Say how many lines include "image", with no words around the number.

## begin

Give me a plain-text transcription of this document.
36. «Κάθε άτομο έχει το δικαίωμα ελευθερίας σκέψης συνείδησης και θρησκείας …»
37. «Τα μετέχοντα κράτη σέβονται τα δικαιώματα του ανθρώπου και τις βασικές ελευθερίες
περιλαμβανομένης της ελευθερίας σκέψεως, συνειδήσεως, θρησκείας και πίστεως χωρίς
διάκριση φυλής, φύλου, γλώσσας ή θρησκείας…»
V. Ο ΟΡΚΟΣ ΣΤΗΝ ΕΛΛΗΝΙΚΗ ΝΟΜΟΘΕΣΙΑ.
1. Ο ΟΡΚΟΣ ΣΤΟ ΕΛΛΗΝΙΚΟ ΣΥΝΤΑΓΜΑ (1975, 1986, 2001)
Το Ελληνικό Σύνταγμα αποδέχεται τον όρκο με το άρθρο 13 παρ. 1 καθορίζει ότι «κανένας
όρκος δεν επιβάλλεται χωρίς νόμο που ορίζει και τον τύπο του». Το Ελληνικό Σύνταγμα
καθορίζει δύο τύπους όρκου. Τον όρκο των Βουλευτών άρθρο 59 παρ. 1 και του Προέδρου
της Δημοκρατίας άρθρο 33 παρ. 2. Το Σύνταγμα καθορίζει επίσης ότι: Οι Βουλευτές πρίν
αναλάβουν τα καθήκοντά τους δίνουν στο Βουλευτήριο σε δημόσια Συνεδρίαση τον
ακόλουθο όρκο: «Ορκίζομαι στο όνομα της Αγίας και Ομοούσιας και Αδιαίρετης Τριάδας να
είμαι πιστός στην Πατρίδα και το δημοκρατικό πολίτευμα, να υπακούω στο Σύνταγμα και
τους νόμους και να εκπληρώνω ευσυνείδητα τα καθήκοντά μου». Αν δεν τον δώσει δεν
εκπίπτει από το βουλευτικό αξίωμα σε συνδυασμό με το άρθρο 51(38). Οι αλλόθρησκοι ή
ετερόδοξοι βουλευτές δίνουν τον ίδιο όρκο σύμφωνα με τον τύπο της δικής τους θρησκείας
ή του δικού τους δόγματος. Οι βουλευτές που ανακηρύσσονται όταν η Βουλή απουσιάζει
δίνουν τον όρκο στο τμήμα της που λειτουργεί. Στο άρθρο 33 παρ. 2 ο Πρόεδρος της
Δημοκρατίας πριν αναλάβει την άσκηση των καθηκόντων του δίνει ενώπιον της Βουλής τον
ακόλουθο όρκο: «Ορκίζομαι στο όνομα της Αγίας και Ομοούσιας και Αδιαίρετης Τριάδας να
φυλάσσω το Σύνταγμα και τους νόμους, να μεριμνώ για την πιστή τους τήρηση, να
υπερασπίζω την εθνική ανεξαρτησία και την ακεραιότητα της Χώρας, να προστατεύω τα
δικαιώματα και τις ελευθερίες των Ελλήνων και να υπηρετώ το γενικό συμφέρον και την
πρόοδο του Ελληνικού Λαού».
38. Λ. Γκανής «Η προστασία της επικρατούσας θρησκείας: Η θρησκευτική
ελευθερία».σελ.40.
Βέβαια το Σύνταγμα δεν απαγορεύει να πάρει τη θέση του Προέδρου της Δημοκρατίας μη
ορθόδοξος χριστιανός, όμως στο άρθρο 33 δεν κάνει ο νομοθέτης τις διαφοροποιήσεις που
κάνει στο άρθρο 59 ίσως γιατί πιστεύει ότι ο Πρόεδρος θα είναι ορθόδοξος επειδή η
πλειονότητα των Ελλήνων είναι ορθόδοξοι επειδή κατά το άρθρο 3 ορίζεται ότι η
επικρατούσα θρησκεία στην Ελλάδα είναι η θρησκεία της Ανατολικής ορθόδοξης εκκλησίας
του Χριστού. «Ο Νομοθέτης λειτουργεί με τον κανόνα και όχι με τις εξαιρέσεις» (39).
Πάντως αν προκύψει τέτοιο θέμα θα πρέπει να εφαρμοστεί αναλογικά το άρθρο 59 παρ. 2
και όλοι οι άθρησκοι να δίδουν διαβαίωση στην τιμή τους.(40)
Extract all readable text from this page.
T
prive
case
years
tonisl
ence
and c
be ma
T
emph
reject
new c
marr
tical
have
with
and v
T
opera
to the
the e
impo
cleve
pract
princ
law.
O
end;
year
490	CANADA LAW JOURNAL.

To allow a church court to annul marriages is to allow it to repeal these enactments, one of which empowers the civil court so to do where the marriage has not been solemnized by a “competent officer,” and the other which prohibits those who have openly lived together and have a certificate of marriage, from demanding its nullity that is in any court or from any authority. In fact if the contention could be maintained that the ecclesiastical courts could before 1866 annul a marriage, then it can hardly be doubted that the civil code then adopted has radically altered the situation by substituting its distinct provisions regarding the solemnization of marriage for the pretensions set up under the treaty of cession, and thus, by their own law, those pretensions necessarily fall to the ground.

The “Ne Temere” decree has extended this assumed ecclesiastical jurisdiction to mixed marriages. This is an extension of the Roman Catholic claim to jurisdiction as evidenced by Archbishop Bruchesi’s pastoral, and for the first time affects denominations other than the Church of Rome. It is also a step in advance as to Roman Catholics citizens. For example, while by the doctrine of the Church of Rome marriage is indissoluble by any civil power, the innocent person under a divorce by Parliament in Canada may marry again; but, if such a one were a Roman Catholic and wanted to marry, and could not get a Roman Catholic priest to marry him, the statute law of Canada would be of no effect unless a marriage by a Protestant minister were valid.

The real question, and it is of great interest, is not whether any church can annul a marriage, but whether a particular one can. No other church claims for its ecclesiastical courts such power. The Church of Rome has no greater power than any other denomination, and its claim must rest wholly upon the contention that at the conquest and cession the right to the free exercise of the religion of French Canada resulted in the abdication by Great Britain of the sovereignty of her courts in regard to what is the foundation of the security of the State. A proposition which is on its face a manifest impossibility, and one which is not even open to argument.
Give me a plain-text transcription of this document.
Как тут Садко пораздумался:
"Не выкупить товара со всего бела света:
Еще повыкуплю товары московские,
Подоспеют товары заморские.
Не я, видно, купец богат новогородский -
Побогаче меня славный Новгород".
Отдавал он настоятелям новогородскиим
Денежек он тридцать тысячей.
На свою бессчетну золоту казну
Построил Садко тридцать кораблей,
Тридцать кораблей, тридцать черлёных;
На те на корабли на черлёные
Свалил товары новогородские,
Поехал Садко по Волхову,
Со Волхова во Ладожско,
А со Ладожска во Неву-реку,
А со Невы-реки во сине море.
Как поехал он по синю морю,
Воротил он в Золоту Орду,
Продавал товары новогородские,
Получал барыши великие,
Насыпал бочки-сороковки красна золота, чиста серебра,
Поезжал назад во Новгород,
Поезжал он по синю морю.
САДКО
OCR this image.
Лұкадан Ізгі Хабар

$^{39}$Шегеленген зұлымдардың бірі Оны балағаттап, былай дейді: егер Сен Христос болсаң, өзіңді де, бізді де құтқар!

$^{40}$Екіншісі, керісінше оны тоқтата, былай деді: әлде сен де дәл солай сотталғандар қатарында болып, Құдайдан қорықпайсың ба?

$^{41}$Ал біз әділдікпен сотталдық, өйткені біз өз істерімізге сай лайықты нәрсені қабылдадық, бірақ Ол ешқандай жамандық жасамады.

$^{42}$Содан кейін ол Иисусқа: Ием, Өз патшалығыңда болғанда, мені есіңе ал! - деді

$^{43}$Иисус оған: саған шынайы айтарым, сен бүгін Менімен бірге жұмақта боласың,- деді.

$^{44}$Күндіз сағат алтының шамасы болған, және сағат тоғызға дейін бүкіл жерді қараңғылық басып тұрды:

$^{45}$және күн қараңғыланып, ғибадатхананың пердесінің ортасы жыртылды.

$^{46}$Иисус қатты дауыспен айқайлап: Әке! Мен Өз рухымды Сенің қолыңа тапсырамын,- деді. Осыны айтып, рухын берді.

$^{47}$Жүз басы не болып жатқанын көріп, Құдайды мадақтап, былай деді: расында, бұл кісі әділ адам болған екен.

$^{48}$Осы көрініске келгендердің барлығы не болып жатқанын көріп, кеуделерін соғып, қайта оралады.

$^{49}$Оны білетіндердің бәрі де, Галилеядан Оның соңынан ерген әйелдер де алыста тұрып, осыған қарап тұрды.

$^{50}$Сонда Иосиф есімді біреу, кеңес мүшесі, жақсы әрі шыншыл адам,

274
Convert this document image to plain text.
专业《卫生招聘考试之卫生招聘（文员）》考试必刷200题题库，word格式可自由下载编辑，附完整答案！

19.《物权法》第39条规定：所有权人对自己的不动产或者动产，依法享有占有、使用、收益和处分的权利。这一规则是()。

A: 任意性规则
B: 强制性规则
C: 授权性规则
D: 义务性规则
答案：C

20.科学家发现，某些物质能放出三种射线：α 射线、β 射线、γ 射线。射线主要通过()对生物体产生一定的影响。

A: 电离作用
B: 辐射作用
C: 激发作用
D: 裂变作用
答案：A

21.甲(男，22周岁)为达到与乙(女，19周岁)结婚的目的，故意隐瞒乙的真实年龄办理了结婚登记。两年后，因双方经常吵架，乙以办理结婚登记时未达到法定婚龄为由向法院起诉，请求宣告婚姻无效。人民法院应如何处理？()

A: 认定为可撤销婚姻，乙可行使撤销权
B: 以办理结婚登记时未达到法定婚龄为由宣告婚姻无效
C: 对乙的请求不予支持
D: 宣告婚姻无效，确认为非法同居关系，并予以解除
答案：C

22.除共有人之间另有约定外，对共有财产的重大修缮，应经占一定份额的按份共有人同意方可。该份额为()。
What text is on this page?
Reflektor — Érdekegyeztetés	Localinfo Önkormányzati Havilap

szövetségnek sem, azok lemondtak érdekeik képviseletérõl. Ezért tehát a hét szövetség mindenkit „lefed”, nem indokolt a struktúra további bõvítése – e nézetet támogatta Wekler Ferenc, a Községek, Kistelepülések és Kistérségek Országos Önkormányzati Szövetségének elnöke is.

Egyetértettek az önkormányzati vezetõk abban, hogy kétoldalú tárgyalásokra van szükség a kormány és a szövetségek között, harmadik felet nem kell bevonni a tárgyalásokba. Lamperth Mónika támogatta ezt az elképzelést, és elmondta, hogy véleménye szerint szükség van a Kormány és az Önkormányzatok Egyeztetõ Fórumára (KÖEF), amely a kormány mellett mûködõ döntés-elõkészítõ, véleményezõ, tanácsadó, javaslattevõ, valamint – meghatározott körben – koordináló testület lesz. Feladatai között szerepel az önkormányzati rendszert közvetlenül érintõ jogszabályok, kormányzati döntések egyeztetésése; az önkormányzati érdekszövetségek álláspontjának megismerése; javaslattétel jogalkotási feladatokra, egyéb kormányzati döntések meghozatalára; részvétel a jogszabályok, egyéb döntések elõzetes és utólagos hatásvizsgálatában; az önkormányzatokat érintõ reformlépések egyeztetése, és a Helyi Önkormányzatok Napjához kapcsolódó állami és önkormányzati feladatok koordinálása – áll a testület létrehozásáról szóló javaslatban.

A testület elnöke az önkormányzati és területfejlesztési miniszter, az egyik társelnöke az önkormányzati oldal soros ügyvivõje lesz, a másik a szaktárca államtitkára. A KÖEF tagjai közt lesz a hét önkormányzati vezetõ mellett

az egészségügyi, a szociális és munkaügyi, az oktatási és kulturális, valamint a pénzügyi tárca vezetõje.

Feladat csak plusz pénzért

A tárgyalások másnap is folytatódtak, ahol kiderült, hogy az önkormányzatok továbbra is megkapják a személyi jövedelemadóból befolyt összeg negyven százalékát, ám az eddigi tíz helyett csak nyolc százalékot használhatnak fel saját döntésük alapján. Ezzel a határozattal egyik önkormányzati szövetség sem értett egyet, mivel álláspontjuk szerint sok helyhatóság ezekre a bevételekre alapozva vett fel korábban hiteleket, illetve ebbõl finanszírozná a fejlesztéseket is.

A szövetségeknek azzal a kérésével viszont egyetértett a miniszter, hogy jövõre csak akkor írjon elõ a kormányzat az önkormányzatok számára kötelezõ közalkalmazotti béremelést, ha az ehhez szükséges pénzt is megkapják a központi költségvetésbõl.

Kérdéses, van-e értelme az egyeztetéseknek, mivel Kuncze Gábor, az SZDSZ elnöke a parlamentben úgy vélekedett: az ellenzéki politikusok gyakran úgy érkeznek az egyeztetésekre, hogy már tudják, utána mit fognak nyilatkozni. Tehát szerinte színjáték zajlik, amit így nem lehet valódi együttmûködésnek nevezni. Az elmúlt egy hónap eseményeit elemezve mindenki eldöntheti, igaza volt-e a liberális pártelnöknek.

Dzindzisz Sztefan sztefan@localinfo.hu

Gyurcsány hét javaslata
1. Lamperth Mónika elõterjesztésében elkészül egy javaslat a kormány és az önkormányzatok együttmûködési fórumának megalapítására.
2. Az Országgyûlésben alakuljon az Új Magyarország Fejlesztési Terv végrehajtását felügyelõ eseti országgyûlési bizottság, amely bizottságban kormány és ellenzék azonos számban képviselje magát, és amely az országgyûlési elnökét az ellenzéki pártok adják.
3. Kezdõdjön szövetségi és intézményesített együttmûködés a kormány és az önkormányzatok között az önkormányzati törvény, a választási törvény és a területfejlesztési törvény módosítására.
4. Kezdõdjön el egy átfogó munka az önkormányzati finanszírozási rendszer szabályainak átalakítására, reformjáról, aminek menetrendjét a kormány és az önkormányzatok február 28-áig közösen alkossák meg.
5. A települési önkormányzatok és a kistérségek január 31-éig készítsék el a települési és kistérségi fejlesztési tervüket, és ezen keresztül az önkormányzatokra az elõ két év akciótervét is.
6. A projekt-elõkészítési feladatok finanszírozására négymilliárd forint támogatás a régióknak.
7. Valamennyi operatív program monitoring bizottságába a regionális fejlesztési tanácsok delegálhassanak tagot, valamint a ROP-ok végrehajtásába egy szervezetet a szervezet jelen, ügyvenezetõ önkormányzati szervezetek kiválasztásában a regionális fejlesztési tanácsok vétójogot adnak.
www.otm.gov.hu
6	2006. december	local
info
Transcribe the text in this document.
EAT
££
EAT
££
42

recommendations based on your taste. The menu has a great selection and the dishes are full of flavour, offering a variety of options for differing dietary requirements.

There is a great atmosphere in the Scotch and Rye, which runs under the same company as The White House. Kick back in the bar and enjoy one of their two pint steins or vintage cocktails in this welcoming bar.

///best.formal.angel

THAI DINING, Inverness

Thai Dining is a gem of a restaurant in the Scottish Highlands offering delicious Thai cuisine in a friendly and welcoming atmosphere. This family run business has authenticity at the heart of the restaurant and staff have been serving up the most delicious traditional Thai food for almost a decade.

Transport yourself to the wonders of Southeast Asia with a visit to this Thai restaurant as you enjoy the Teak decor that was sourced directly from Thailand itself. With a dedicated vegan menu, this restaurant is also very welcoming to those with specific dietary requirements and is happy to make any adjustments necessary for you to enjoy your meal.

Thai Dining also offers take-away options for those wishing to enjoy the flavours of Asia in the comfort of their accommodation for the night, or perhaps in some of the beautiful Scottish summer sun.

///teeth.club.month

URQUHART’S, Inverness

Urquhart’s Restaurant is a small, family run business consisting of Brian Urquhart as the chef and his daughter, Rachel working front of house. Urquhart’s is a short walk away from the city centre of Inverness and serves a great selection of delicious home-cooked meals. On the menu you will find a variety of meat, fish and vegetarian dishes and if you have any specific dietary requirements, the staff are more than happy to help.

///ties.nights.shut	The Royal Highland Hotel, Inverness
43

## end

== SOLUTION TO THIS TASK ==
2